**Exercise:** Copy the lines holding the word "reference", all of them.

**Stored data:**
────

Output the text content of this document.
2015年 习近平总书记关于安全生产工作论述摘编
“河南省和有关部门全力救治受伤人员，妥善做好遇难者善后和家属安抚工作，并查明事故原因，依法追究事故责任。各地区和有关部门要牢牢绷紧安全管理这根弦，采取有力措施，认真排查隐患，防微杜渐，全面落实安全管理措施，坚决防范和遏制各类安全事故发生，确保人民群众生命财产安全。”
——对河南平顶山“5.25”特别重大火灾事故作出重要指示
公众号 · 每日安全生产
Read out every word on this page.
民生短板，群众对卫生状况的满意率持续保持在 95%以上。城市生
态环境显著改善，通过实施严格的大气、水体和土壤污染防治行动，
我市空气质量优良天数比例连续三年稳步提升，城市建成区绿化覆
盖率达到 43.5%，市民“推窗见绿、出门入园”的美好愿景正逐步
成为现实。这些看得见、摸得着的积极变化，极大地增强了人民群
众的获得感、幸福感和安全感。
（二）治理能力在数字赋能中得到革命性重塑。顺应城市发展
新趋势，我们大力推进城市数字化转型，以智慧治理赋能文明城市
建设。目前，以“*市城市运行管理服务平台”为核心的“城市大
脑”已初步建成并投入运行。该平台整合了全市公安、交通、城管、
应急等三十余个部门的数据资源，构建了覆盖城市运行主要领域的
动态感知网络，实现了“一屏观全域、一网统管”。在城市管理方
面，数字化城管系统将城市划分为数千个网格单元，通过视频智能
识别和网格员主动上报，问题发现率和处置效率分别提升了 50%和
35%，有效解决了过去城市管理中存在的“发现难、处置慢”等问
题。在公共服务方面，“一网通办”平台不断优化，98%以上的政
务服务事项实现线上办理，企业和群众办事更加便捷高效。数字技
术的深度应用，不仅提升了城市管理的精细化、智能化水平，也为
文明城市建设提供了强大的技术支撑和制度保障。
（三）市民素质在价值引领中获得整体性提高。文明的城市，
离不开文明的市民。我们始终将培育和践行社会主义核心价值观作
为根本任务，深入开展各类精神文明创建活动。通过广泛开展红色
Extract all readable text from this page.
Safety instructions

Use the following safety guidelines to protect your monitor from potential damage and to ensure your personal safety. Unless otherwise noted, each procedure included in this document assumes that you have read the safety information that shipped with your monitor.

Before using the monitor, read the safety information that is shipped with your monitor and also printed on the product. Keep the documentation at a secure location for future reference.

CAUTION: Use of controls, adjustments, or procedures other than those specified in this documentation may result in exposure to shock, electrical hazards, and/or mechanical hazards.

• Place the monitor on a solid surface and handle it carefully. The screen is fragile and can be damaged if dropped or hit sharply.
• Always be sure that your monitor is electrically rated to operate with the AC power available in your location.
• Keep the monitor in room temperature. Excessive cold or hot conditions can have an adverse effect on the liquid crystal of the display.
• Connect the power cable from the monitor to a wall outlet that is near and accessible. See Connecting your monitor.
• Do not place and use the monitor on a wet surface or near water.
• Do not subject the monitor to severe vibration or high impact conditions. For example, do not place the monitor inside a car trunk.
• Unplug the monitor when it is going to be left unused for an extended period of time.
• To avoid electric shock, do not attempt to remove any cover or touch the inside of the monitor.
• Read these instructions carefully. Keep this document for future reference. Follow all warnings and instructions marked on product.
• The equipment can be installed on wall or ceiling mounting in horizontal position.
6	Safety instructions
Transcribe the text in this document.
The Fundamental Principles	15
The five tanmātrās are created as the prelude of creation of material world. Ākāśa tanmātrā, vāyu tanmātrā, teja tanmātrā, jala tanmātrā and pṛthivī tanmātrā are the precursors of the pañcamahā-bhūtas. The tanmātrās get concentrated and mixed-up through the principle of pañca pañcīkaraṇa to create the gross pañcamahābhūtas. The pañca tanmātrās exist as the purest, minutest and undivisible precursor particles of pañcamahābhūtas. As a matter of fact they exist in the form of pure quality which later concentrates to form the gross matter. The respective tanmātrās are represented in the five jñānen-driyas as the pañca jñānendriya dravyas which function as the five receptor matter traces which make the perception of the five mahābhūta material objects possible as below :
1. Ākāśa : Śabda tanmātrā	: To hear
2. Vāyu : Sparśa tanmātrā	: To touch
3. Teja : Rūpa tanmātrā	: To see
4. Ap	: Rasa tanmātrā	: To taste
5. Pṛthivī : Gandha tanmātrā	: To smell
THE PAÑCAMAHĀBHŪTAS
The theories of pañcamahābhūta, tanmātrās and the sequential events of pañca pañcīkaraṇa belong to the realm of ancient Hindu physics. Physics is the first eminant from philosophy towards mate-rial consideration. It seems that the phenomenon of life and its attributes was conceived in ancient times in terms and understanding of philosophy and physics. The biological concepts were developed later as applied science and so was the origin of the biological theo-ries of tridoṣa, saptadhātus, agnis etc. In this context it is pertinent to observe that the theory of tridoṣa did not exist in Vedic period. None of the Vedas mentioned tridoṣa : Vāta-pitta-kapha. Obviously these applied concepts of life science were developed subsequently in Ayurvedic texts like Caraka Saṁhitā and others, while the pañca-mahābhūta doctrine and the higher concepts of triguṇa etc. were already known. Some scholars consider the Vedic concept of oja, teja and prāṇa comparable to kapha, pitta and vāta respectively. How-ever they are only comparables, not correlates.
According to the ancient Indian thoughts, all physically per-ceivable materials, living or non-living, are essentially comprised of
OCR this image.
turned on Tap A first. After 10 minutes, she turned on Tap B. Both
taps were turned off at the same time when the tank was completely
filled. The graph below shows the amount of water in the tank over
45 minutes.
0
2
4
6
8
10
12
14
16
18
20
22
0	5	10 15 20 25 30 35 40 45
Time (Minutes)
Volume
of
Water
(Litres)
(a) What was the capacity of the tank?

────

**Complete answer:**
Before using the monitor, read the safety information that is shipped with your monitor and also printed on the product. Keep the documentation at a secure location for future reference.
• Read these instructions carefully. Keep this document for future reference. Follow all warnings and instructions marked on product.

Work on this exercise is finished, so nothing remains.